*EXERCISE DETAILS:* Look through the records below and collect all lines that hold the string "into".

*DATA SUPPLIED:*
***
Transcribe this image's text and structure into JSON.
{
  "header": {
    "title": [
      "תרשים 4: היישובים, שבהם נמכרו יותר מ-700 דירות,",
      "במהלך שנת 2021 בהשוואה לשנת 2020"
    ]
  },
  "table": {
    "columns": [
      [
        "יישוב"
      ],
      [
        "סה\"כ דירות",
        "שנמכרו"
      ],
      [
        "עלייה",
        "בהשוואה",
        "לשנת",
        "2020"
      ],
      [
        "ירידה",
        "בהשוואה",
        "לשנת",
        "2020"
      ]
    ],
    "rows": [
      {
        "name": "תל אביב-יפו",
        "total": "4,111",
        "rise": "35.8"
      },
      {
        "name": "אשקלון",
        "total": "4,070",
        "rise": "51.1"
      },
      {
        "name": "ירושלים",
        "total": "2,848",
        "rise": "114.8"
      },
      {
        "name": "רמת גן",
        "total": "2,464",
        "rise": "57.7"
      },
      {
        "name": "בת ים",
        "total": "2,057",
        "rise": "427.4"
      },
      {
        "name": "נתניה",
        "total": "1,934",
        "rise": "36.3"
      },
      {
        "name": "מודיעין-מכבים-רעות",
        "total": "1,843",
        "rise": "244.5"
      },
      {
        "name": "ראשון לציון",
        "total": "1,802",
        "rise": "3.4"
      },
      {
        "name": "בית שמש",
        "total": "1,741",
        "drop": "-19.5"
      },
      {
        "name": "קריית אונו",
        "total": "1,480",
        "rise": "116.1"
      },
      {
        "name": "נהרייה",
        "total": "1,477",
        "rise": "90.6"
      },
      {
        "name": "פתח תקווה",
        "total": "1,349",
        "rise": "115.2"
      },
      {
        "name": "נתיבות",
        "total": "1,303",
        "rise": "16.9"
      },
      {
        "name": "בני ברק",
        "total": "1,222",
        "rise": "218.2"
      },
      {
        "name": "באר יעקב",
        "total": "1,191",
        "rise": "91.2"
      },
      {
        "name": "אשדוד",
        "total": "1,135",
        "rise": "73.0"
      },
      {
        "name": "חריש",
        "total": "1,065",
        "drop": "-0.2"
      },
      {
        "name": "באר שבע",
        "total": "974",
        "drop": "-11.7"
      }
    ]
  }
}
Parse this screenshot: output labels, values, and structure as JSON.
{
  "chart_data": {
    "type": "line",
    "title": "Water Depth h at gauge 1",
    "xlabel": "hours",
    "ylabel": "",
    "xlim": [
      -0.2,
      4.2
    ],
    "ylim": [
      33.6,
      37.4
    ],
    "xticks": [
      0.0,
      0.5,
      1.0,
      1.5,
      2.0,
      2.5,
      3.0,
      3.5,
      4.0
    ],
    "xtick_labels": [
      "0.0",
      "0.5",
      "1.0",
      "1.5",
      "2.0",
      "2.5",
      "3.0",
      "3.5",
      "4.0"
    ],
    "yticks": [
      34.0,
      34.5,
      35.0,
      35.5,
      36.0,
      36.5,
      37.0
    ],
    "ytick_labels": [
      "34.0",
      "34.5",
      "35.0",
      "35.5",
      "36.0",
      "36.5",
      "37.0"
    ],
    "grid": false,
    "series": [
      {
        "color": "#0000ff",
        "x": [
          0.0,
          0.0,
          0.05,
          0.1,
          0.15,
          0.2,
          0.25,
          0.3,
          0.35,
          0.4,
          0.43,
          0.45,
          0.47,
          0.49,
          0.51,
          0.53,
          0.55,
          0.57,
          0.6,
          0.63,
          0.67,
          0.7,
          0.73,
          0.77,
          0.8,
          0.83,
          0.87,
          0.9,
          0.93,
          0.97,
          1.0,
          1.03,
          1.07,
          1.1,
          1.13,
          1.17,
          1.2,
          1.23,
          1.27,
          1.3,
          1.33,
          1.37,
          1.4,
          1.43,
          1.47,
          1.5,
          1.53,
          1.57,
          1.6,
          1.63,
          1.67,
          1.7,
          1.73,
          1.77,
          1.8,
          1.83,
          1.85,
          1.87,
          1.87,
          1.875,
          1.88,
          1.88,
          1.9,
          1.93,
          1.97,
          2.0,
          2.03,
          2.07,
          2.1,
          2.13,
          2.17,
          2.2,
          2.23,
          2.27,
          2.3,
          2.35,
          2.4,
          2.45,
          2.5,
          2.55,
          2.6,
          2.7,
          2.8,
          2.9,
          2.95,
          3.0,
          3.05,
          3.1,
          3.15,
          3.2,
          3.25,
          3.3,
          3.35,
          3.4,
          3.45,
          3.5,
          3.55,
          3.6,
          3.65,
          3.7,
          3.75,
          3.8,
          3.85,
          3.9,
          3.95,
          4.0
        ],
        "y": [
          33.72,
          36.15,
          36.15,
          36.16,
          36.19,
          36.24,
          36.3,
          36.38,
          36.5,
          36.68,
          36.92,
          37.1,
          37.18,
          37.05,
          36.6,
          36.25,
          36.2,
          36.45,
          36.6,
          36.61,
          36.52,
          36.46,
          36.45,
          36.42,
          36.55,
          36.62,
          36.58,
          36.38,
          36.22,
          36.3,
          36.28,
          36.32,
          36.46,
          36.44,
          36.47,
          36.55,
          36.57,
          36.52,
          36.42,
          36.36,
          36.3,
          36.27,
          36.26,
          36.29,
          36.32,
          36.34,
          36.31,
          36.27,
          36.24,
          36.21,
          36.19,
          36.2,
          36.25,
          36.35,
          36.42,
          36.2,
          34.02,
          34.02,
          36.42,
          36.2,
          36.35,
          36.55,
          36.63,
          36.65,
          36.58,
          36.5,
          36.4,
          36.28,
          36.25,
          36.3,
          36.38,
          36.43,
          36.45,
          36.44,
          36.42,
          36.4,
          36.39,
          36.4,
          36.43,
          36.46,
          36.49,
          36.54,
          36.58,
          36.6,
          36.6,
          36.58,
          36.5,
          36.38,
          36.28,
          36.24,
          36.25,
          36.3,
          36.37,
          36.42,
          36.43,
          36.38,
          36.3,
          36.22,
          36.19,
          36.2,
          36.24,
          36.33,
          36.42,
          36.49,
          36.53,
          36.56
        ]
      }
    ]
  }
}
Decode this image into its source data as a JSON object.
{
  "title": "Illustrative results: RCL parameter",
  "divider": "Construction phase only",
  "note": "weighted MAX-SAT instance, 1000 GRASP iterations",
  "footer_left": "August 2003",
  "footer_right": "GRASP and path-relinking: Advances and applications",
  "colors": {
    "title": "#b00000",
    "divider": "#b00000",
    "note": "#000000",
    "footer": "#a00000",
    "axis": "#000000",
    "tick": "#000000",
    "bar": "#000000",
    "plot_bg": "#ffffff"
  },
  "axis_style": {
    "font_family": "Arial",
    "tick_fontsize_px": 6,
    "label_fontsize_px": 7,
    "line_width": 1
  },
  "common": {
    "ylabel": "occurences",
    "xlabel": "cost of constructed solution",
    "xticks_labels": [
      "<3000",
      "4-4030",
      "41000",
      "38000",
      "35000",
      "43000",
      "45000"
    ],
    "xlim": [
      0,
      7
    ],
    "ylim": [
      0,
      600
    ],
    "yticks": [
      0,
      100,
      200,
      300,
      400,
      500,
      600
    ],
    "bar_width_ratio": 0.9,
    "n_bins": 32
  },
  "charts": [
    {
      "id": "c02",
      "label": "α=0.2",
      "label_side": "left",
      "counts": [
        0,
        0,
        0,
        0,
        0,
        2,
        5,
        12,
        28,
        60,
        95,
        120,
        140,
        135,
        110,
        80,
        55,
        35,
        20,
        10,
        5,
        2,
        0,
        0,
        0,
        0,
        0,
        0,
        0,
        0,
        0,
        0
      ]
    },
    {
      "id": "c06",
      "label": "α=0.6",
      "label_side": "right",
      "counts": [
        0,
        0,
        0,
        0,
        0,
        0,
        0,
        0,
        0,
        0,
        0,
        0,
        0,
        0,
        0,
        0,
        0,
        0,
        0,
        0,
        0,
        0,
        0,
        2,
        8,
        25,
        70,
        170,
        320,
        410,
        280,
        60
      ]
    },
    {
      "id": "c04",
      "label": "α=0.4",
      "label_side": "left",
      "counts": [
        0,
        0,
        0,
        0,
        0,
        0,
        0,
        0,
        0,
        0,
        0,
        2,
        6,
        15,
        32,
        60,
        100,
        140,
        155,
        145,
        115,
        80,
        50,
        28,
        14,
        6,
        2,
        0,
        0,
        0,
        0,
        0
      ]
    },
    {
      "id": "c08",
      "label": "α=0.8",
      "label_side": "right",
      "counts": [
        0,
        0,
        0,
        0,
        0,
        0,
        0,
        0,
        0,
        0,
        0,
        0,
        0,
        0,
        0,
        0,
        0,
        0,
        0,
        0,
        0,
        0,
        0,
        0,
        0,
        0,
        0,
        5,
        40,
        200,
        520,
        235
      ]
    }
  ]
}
***
*COMPLETE OUTPUT:*
Transcribe this image's text and structure into JSON.
Decode this image into its source data as a JSON object.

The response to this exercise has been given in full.